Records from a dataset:

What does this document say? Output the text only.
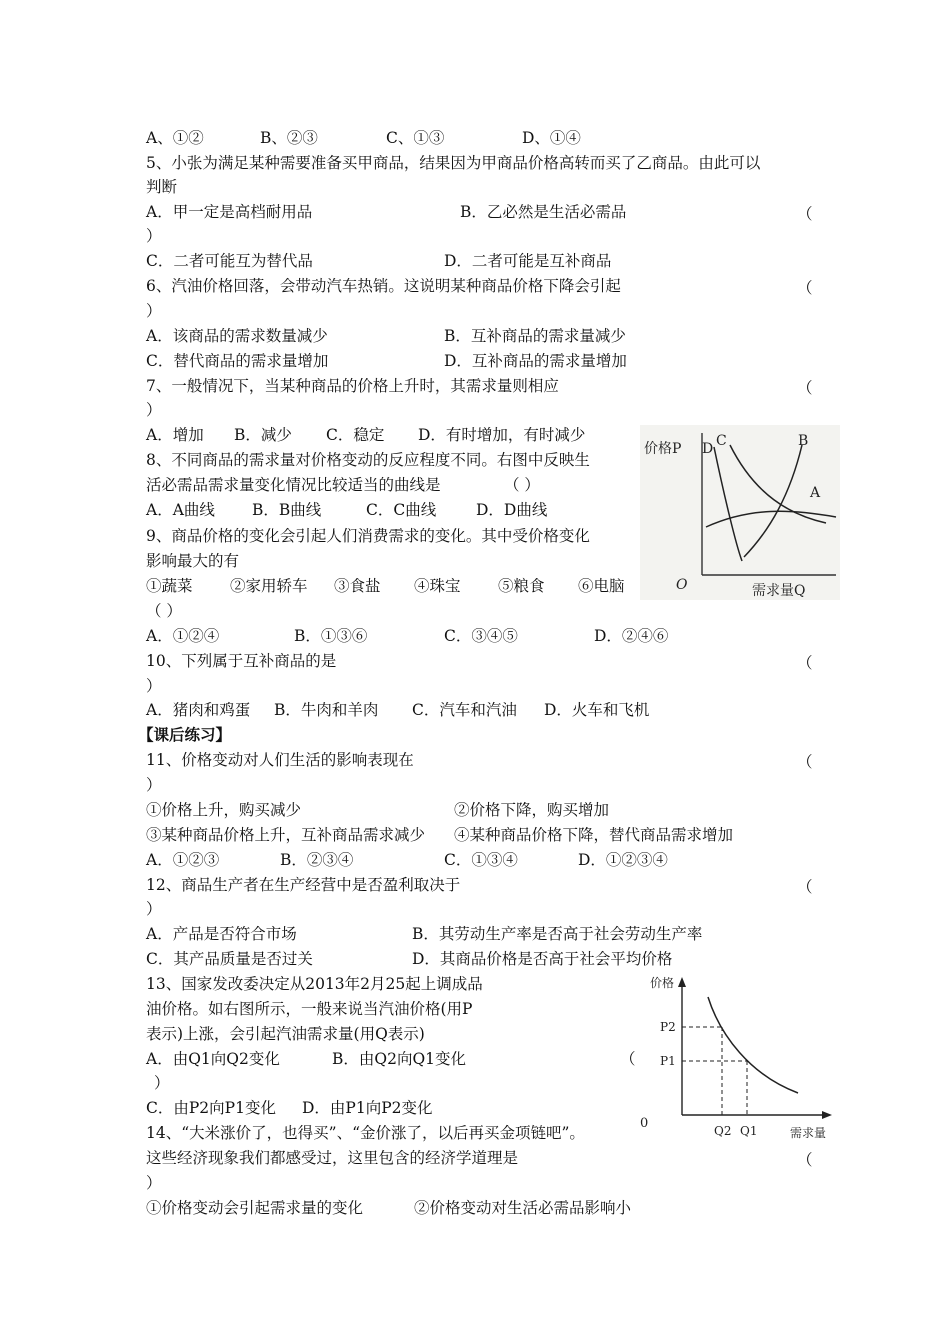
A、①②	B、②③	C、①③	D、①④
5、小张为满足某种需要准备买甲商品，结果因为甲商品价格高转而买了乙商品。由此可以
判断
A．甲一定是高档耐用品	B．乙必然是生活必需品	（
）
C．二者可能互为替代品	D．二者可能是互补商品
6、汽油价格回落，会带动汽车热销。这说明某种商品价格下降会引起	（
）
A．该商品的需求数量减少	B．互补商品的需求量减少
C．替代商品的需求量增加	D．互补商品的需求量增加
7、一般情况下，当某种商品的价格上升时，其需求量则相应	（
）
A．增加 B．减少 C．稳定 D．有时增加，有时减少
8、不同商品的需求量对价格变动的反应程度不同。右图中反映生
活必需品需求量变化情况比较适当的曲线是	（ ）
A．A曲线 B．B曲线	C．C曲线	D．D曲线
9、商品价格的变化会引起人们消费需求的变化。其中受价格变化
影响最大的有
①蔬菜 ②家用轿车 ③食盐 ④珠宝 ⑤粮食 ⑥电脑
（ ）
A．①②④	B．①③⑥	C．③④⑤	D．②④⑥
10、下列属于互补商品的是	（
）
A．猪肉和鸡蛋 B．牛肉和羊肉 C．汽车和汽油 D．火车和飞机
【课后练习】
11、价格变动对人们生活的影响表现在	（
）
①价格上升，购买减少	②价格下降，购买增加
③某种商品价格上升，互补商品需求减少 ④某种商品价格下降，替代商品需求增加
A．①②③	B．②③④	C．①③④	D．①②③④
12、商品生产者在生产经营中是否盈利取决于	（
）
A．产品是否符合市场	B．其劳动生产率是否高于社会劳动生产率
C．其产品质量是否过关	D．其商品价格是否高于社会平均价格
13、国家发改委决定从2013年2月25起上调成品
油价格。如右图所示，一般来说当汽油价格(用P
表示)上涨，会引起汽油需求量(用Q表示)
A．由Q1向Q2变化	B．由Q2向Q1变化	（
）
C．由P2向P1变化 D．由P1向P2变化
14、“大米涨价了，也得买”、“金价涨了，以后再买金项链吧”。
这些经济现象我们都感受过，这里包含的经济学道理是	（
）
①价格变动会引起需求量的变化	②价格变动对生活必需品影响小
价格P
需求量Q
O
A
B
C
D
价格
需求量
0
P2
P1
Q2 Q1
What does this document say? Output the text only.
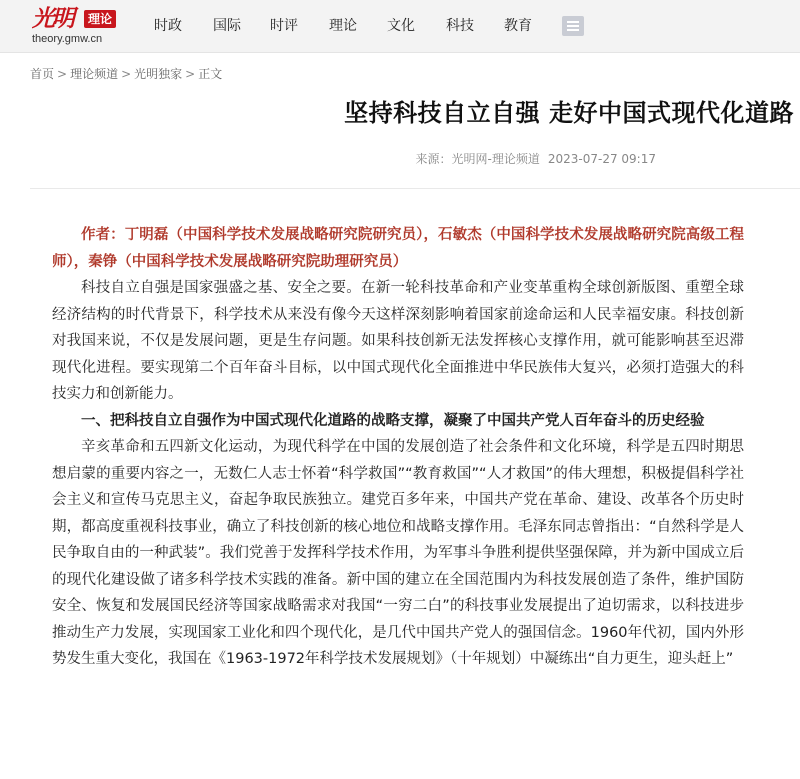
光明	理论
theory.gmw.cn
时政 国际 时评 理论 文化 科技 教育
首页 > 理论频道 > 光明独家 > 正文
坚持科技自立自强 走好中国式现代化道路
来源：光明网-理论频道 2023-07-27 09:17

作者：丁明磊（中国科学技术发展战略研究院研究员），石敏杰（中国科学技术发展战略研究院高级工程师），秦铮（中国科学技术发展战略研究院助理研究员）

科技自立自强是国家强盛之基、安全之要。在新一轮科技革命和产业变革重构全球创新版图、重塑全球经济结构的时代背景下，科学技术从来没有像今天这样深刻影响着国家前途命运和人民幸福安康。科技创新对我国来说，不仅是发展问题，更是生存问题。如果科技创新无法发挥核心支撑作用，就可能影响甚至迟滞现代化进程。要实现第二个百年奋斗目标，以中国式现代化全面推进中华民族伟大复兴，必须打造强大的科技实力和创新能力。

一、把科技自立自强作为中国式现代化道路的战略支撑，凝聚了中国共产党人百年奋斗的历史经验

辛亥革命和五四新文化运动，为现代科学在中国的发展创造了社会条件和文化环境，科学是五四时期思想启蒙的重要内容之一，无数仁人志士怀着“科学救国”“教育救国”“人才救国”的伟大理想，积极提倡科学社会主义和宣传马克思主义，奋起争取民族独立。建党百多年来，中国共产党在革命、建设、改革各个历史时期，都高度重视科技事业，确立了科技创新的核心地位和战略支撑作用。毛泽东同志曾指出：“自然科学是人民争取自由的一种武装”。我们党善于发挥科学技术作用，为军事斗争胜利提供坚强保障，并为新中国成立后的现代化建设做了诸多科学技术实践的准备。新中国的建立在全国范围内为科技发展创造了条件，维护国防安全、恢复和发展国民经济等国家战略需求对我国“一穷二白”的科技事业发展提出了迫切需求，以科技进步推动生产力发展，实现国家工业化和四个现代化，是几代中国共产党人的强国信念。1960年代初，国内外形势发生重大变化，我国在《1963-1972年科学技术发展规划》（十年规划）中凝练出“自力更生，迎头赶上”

==

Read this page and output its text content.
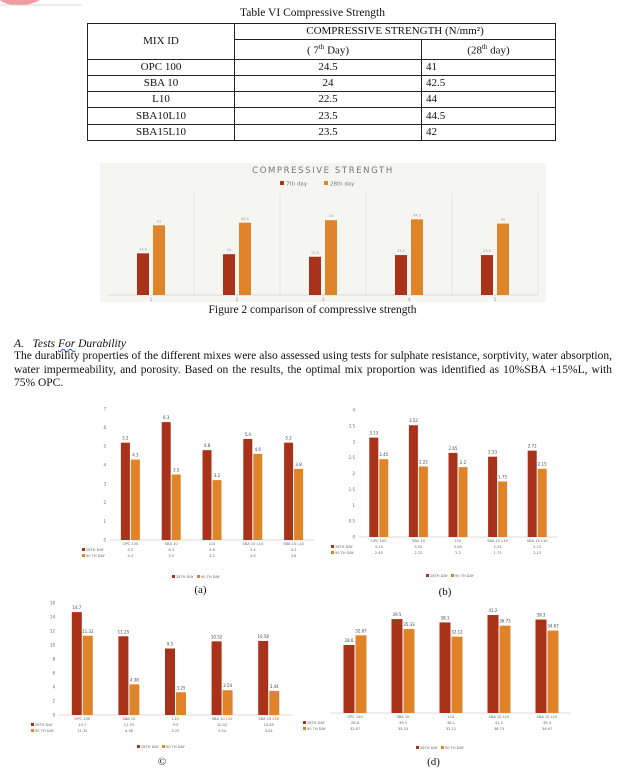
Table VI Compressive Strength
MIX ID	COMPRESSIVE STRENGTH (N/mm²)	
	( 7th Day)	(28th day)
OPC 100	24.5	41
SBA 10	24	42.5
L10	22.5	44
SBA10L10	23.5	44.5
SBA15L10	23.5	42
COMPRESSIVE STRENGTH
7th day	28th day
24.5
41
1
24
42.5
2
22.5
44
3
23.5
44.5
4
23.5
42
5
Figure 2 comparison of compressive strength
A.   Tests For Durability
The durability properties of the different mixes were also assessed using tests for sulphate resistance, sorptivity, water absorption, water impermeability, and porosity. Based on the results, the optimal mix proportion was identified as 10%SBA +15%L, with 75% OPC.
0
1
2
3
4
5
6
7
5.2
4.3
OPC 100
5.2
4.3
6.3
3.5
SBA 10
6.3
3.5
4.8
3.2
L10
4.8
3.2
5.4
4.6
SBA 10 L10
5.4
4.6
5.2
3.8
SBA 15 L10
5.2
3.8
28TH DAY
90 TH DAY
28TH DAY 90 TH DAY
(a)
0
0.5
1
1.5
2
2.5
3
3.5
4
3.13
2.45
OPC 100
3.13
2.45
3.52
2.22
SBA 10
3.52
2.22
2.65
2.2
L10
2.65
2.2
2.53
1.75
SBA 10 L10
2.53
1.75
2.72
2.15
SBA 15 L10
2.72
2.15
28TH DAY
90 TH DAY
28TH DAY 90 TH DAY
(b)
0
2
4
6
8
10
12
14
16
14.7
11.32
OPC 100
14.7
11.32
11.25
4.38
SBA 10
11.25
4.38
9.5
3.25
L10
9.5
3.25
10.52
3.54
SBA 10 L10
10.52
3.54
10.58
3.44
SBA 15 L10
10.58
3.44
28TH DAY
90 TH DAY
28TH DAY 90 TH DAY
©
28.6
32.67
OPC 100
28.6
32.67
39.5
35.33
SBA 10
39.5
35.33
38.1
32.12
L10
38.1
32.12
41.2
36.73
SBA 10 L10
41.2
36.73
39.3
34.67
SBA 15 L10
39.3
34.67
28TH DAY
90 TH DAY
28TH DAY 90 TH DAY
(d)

==

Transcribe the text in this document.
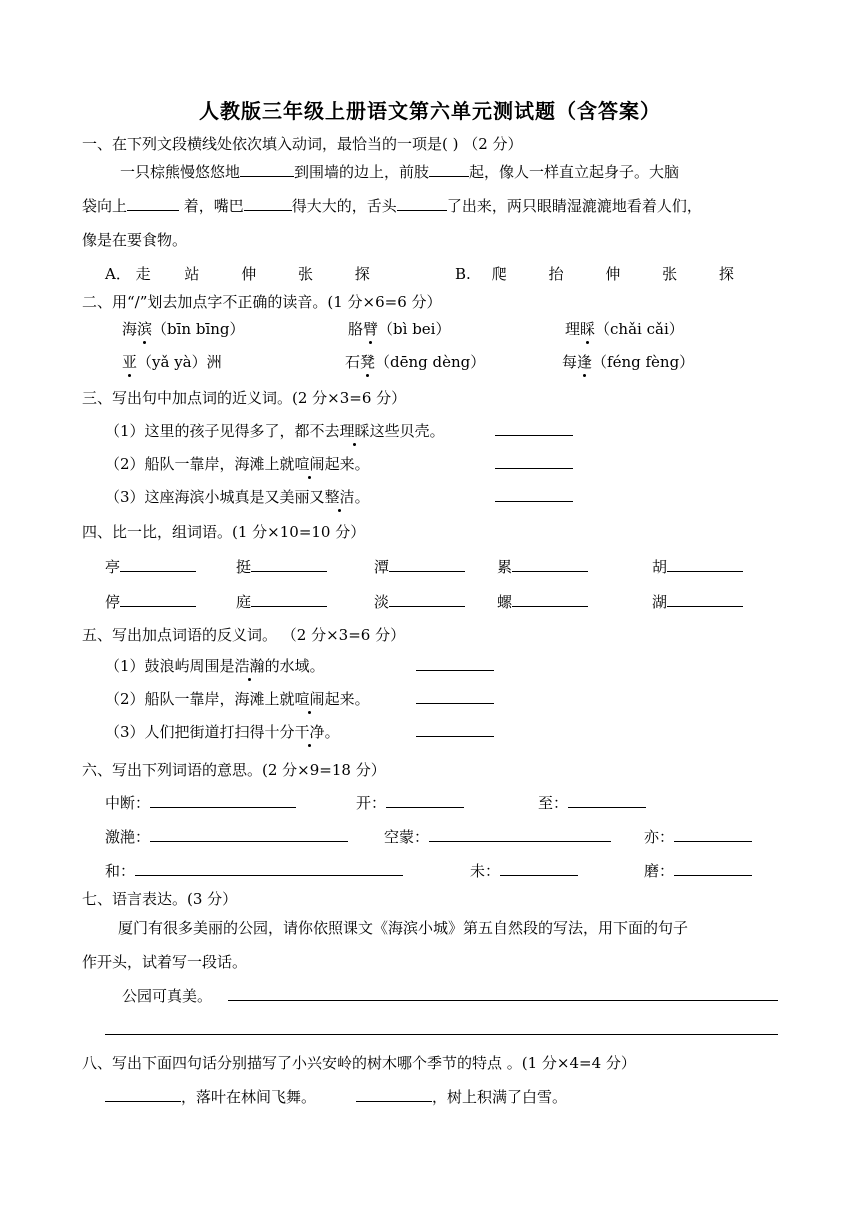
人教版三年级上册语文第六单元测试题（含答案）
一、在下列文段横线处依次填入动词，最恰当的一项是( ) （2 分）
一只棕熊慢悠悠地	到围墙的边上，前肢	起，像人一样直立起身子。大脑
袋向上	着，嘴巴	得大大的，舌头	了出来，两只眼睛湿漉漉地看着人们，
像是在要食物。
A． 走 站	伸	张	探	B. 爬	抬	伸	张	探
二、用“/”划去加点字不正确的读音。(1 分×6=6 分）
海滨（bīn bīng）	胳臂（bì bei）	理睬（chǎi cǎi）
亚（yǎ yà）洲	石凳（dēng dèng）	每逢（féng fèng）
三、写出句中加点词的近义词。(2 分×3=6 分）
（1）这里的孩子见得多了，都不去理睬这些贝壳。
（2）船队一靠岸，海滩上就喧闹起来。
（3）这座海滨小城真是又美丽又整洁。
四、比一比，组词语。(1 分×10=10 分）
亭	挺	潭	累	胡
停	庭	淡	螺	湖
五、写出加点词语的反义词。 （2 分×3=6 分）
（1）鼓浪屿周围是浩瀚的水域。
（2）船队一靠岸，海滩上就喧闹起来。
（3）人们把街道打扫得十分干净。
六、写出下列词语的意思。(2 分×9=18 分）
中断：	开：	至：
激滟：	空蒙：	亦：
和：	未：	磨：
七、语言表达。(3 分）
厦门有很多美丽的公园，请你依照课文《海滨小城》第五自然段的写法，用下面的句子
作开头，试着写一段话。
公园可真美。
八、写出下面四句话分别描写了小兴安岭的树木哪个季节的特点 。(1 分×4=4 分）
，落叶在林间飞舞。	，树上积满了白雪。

*Problem requirements*:
Read the entries above, then pull out the lines that include "this".

*Written response*:
What does this document say? Output the text only.
What does this document say? Output the text only.
Read this page and output its text content.
Transcribe the text in this document.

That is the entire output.